EXCERPTED PASSAGE:
———

# Time Warp Scan



## Exeldro (Dec 25, 2020)

Exeldro submitted a new resource:

Time Warp Scan - Time Warp Scan filter for OBS Studio



> Time Warp Scan filter for OBS Studio



Read more about this resource...


----------



## sneaky4oe (Dec 26, 2020)

Can we please get more details on what it does?


----------



## Surge42 (Dec 26, 2020)

Yes, I too am interested in what this actually does?


----------



## Exeldro (Dec 26, 2020)

This plugin adds a filter to obs that allows you to create a similar effect that TikTok has like this:





In the next version there will be support for scan directions.


----------



## Surge42 (Dec 26, 2020)

Wicked! Thanks Exeldro. Much respect to you.


----------



## THE R3Y3S (Dec 27, 2020)

I love this! Is so funny! Btw is there a possibility to use scan not only from top to bot, but from left ro right too? And is possible to increase size of the bar?


----------



## Exeldro (Dec 27, 2020)

Exeldro updated Time Warp Scan with a new update entry:

Version 0.1.0



> add option for scan direction



Read the rest of this update entry...


----------



## Exeldro (Dec 28, 2020)

Exeldro updated Time Warp Scan with a new update entry:

Version 0.1.1



> improved rotation calculation



Read the rest of this update entry...


----------



## Exeldro (Dec 28, 2020)




----------



## Exeldro (Dec 29, 2020)

Exeldro updated Time Warp Scan with a new update entry:

Version 0.1.2



> add line opacity
> add transparent option



Read the rest of this update entry...


----------



## Exeldro (Jan 2, 2021)

Exeldro updated Time Warp Scan with a new update entry:

Version 0.1.3



> improve rendering not scanned area



Read the rest of this update entry...


----------



## Exeldro (Jan 6, 2021)

Exeldro updated Time Warp Scan with a new update entry:

Version 0.1.4



> Add optional background image for transparent scans
> View attachment 65510



Read the rest of this update entry...


----------



## Exeldro (Jan 13, 2021)

Exeldro updated Time Warp Scan with a new update entry:

Version 0.1.5



> support semi transparent background images



Read the rest of this update entry...


----------



## Olivier J. (Jan 14, 2021)

Hello,

i set an image on background but it doesn't work like on your video ...
can you help me ?

thanks


----------



## Exeldro (Jan 14, 2021)

@Olivier J. the background image only works on sources that are partial transparent. If you use a filter (like chroma key) to make a source partial transparent, make sure that filter is before the time warp scan filter.


----------



## Olivier J. (Jan 14, 2021)

Ok, it works now .. i didn't see this detail ! thanks !


----------



## Exeldro (Jul 1, 2021)

———

DATA:
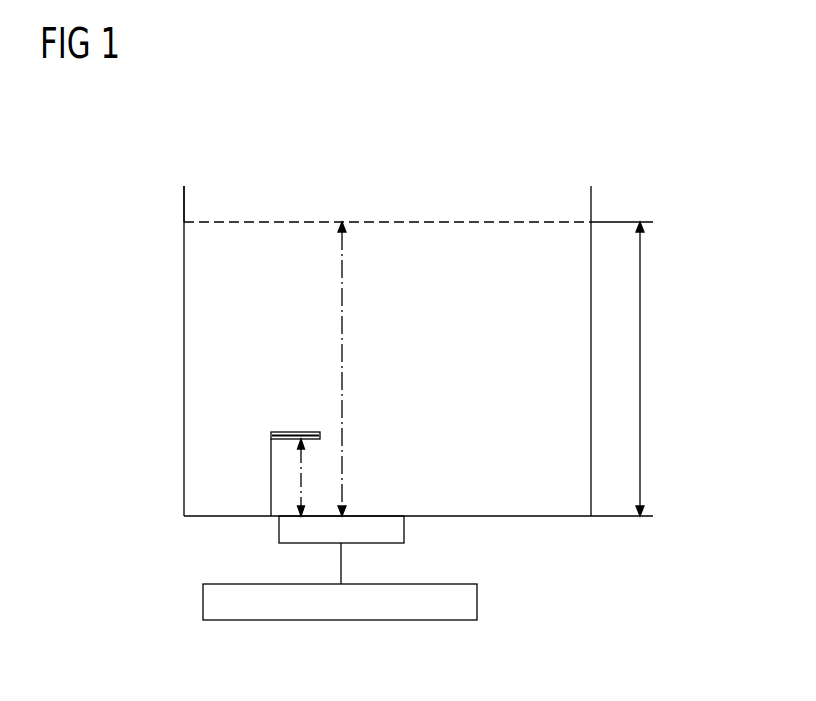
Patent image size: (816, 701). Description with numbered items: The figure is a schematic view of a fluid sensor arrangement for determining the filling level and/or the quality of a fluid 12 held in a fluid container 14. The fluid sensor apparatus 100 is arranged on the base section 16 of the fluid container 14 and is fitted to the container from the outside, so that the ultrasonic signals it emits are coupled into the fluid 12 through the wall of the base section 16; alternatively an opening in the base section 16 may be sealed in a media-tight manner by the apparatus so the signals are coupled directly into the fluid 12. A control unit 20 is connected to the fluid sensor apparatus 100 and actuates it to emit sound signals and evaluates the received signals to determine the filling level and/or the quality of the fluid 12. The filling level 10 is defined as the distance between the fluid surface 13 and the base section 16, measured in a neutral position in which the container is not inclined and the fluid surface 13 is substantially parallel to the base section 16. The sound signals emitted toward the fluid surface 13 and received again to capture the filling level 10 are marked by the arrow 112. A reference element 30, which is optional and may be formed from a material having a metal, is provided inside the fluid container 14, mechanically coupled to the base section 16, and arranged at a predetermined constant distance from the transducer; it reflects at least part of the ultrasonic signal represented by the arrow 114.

———

TASK INSTRUCTIONS:
**A.** From the Time Warp Scan forum thread, list every version number that has an update entry.
**B.** In the Time Warp Scan forum thread, where must a filter such as chroma key be placed so the background image works?
**C.** Resume the Time Warp Scan forum thread at the point where it stops.

TASK RESULTS:
**A.** 0.1.0, 0.1.1, 0.1.2, 0.1.3, 0.1.4, 0.1.5

**B.** Before the time warp scan filter.

**C.**
Exeldro updated Time Warp Scan with a new update entry:

Version 0.1.6



> OBS version 27 required
> add option for destination opacity for scan line



Read the rest of this update entry...


----------



## RainbowZilla (Jul 14, 2021)

Would you consider adding a swirl effect? As in you're being sucked into a whirlpool? This is amazing by the way, my community loves it.


----------



## DoctorPentakill (Sep 27, 2022)

Hi, My stream loves this plugin however as of 28.0.2 it no longer works. Are there plans to get this working with the newest release of OBS.


----------



## Quilombo3 (Sep 27, 2022)

DoctorPentakill said:


> Hi, My stream loves this plugin however as of 28.0.2 it no longer works. Are there plans to get this working with the newest release of OBS.


Hi DoctorPentakill, I'm currently a OBS v28.0.2 user and I'm using this filter correctly.
Might need to re-install it.


----------



## DoctorPentakill (Sep 28, 2022)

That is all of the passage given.